ACTIVITY: Your answer must be the records below, printed exactly.

--- RECORD EXCERPTS ---

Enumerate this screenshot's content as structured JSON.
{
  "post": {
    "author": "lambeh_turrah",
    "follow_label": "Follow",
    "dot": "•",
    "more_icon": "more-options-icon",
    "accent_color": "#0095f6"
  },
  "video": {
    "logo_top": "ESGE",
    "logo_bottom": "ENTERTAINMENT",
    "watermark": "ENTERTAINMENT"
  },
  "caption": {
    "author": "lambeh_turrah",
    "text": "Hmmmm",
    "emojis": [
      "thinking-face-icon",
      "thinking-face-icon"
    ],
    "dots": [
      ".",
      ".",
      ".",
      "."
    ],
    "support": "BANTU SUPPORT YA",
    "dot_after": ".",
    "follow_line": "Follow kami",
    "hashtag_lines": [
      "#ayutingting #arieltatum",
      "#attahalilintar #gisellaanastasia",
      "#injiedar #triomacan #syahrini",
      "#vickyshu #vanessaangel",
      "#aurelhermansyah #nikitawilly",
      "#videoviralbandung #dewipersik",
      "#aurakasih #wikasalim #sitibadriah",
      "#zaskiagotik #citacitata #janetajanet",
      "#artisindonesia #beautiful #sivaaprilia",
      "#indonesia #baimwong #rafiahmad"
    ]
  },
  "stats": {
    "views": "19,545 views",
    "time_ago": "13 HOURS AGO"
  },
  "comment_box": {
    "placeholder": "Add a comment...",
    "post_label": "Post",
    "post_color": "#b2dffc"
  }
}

---

ANSWER TO THE PROBLEM:
Enumerate this screenshot's content as structured JSON.
{
  "post": {
    "author": "lambeh_turrah",
    "follow_label": "Follow",
    "dot": "•",
    "more_icon": "more-options-icon",
    "accent_color": "#0095f6"
  },
  "video": {
    "logo_top": "ESGE",
    "logo_bottom": "ENTERTAINMENT",
    "watermark": "ENTERTAINMENT"
  },
  "caption": {
    "author": "lambeh_turrah",
    "text": "Hmmmm",
    "emojis": [
      "thinking-face-icon",
      "thinking-face-icon"
    ],
    "dots": [
      ".",
      ".",
      ".",
      "."
    ],
    "support": "BANTU SUPPORT YA",
    "dot_after": ".",
    "follow_line": "Follow kami",
    "hashtag_lines": [
      "#ayutingting #arieltatum",
      "#attahalilintar #gisellaanastasia",
      "#injiedar #triomacan #syahrini",
      "#vickyshu #vanessaangel",
      "#aurelhermansyah #nikitawilly",
      "#videoviralbandung #dewipersik",
      "#aurakasih #wikasalim #sitibadriah",
      "#zaskiagotik #citacitata #janetajanet",
      "#artisindonesia #beautiful #sivaaprilia",
      "#indonesia #baimwong #rafiahmad"
    ]
  },
  "stats": {
    "views": "19,545 views",
    "time_ago": "13 HOURS AGO"
  },
  "comment_box": {
    "placeholder": "Add a comment...",
    "post_label": "Post",
    "post_color": "#b2dffc"
  }
}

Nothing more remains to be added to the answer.